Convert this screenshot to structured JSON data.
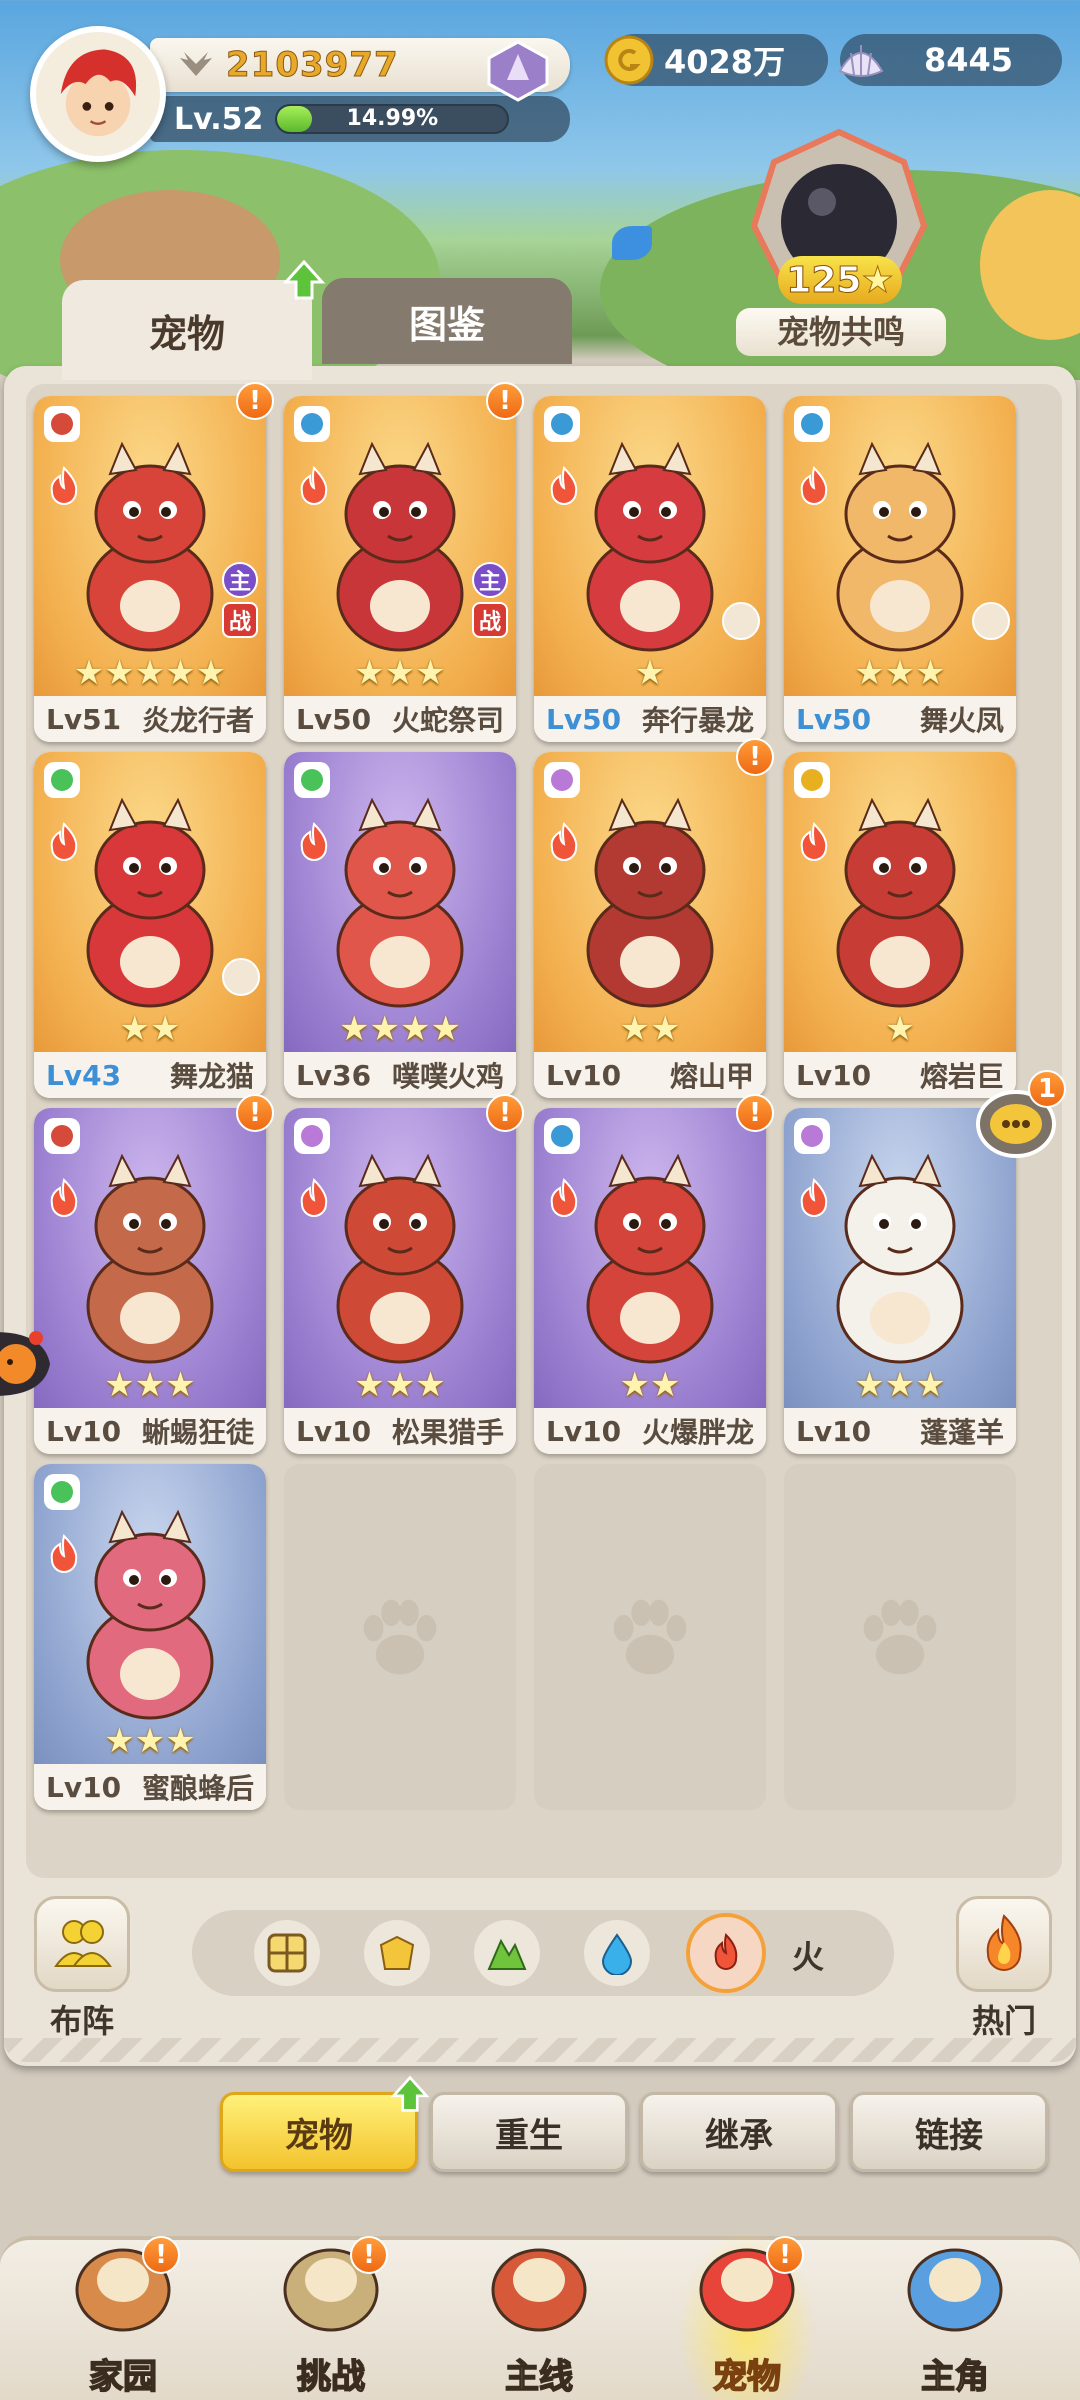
{
  "player": {
    "power": "2103977",
    "level": "Lv.52",
    "exp_percent": "14.99%",
    "exp_fraction": 0.1499
  },
  "currencies": {
    "gold": "4028万",
    "shells": "8445"
  },
  "resonance": {
    "count": "125",
    "label": "宠物共鸣"
  },
  "tabs": {
    "pets": "宠物",
    "dex": "图鉴"
  },
  "pets": [
    {
      "level": "Lv51",
      "name": "炎龙行者",
      "stars": "★★★★★",
      "bg": "orange",
      "alert": true,
      "main": "主",
      "battle": "战",
      "color": "#d8443a",
      "level_highlight": false
    },
    {
      "level": "Lv50",
      "name": "火蛇祭司",
      "stars": "★★★",
      "bg": "orange",
      "alert": true,
      "main": "主",
      "battle": "战",
      "color": "#c9363a",
      "level_highlight": false
    },
    {
      "level": "Lv50",
      "name": "奔行暴龙",
      "stars": "★",
      "bg": "orange",
      "alert": false,
      "color": "#d63b3f",
      "level_highlight": true
    },
    {
      "level": "Lv50",
      "name": "舞火凤",
      "stars": "★★★",
      "bg": "orange",
      "alert": false,
      "color": "#f2b86a",
      "level_highlight": true
    },
    {
      "level": "Lv43",
      "name": "舞龙猫",
      "stars": "★★",
      "bg": "orange",
      "alert": false,
      "color": "#d8383a",
      "level_highlight": true
    },
    {
      "level": "Lv36",
      "name": "噗噗火鸡",
      "stars": "★★★★",
      "bg": "purple",
      "alert": false,
      "color": "#e0564a",
      "level_highlight": false
    },
    {
      "level": "Lv10",
      "name": "熔山甲",
      "stars": "★★",
      "bg": "orange",
      "alert": true,
      "color": "#b23a32",
      "level_highlight": false
    },
    {
      "level": "Lv10",
      "name": "熔岩巨",
      "stars": "★",
      "bg": "orange",
      "alert": false,
      "color": "#c83c36",
      "level_highlight": false
    },
    {
      "level": "Lv10",
      "name": "蜥蜴狂徒",
      "stars": "★★★",
      "bg": "purple",
      "alert": true,
      "color": "#c46a4a",
      "level_highlight": false
    },
    {
      "level": "Lv10",
      "name": "松果猎手",
      "stars": "★★★",
      "bg": "purple",
      "alert": true,
      "color": "#cf4a36",
      "level_highlight": false
    },
    {
      "level": "Lv10",
      "name": "火爆胖龙",
      "stars": "★★",
      "bg": "purple",
      "alert": true,
      "color": "#d4443a",
      "level_highlight": false
    },
    {
      "level": "Lv10",
      "name": "蓬蓬羊",
      "stars": "★★★",
      "bg": "blue",
      "alert": false,
      "color": "#f4f1ea",
      "level_highlight": false
    },
    {
      "level": "Lv10",
      "name": "蜜酿蜂后",
      "stars": "★★★",
      "bg": "blue",
      "alert": false,
      "color": "#e26a7e",
      "level_highlight": false
    }
  ],
  "filter": {
    "formation_label": "布阵",
    "hot_label": "热门",
    "active_element": "火"
  },
  "sub_actions": [
    "宠物",
    "重生",
    "继承",
    "链接"
  ],
  "nav": [
    {
      "label": "家园",
      "alert": true
    },
    {
      "label": "挑战",
      "alert": true
    },
    {
      "label": "主线",
      "alert": false
    },
    {
      "label": "宠物",
      "alert": true
    },
    {
      "label": "主角",
      "alert": false
    }
  ],
  "chat_badge": "1",
  "alert_mark": "!",
  "colors": {
    "accent_orange": "#f5a13a",
    "active_tab_yellow": "#f3c32d",
    "level_blue": "#3d8fd6"
  }
}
++++++++++++++++++++
Without the pictures, output the full listing exactly as it stands.

Convert this screenshot to structured JSON data.
{
  "player": {
    "power": "2103977",
    "level": "Lv.52",
    "exp_percent": "14.99%",
    "exp_fraction": 0.1499
  },
  "currencies": {
    "gold": "4028万",
    "shells": "8445"
  },
  "resonance": {
    "count": "125",
    "label": "宠物共鸣"
  },
  "tabs": {
    "pets": "宠物",
    "dex": "图鉴"
  },
  "pets": [
    {
      "level": "Lv51",
      "name": "炎龙行者",
      "stars": "★★★★★",
      "bg": "orange",
      "alert": true,
      "main": "主",
      "battle": "战",
      "color": "#d8443a",
      "level_highlight": false
    },
    {
      "level": "Lv50",
      "name": "火蛇祭司",
      "stars": "★★★",
      "bg": "orange",
      "alert": true,
      "main": "主",
      "battle": "战",
      "color": "#c9363a",
      "level_highlight": false
    },
    {
      "level": "Lv50",
      "name": "奔行暴龙",
      "stars": "★",
      "bg": "orange",
      "alert": false,
      "color": "#d63b3f",
      "level_highlight": true
    },
    {
      "level": "Lv50",
      "name": "舞火凤",
      "stars": "★★★",
      "bg": "orange",
      "alert": false,
      "color": "#f2b86a",
      "level_highlight": true
    },
    {
      "level": "Lv43",
      "name": "舞龙猫",
      "stars": "★★",
      "bg": "orange",
      "alert": false,
      "color": "#d8383a",
      "level_highlight": true
    },
    {
      "level": "Lv36",
      "name": "噗噗火鸡",
      "stars": "★★★★",
      "bg": "purple",
      "alert": false,
      "color": "#e0564a",
      "level_highlight": false
    },
    {
      "level": "Lv10",
      "name": "熔山甲",
      "stars": "★★",
      "bg": "orange",
      "alert": true,
      "color": "#b23a32",
      "level_highlight": false
    },
    {
      "level": "Lv10",
      "name": "熔岩巨",
      "stars": "★",
      "bg": "orange",
      "alert": false,
      "color": "#c83c36",
      "level_highlight": false
    },
    {
      "level": "Lv10",
      "name": "蜥蜴狂徒",
      "stars": "★★★",
      "bg": "purple",
      "alert": true,
      "color": "#c46a4a",
      "level_highlight": false
    },
    {
      "level": "Lv10",
      "name": "松果猎手",
      "stars": "★★★",
      "bg": "purple",
      "alert": true,
      "color": "#cf4a36",
      "level_highlight": false
    },
    {
      "level": "Lv10",
      "name": "火爆胖龙",
      "stars": "★★",
      "bg": "purple",
      "alert": true,
      "color": "#d4443a",
      "level_highlight": false
    },
    {
      "level": "Lv10",
      "name": "蓬蓬羊",
      "stars": "★★★",
      "bg": "blue",
      "alert": false,
      "color": "#f4f1ea",
      "level_highlight": false
    },
    {
      "level": "Lv10",
      "name": "蜜酿蜂后",
      "stars": "★★★",
      "bg": "blue",
      "alert": false,
      "color": "#e26a7e",
      "level_highlight": false
    }
  ],
  "filter": {
    "formation_label": "布阵",
    "hot_label": "热门",
    "active_element": "火"
  },
  "sub_actions": [
    "宠物",
    "重生",
    "继承",
    "链接"
  ],
  "nav": [
    {
      "label": "家园",
      "alert": true
    },
    {
      "label": "挑战",
      "alert": true
    },
    {
      "label": "主线",
      "alert": false
    },
    {
      "label": "宠物",
      "alert": true
    },
    {
      "label": "主角",
      "alert": false
    }
  ],
  "chat_badge": "1",
  "alert_mark": "!",
  "colors": {
    "accent_orange": "#f5a13a",
    "active_tab_yellow": "#f3c32d",
    "level_blue": "#3d8fd6"
  }
}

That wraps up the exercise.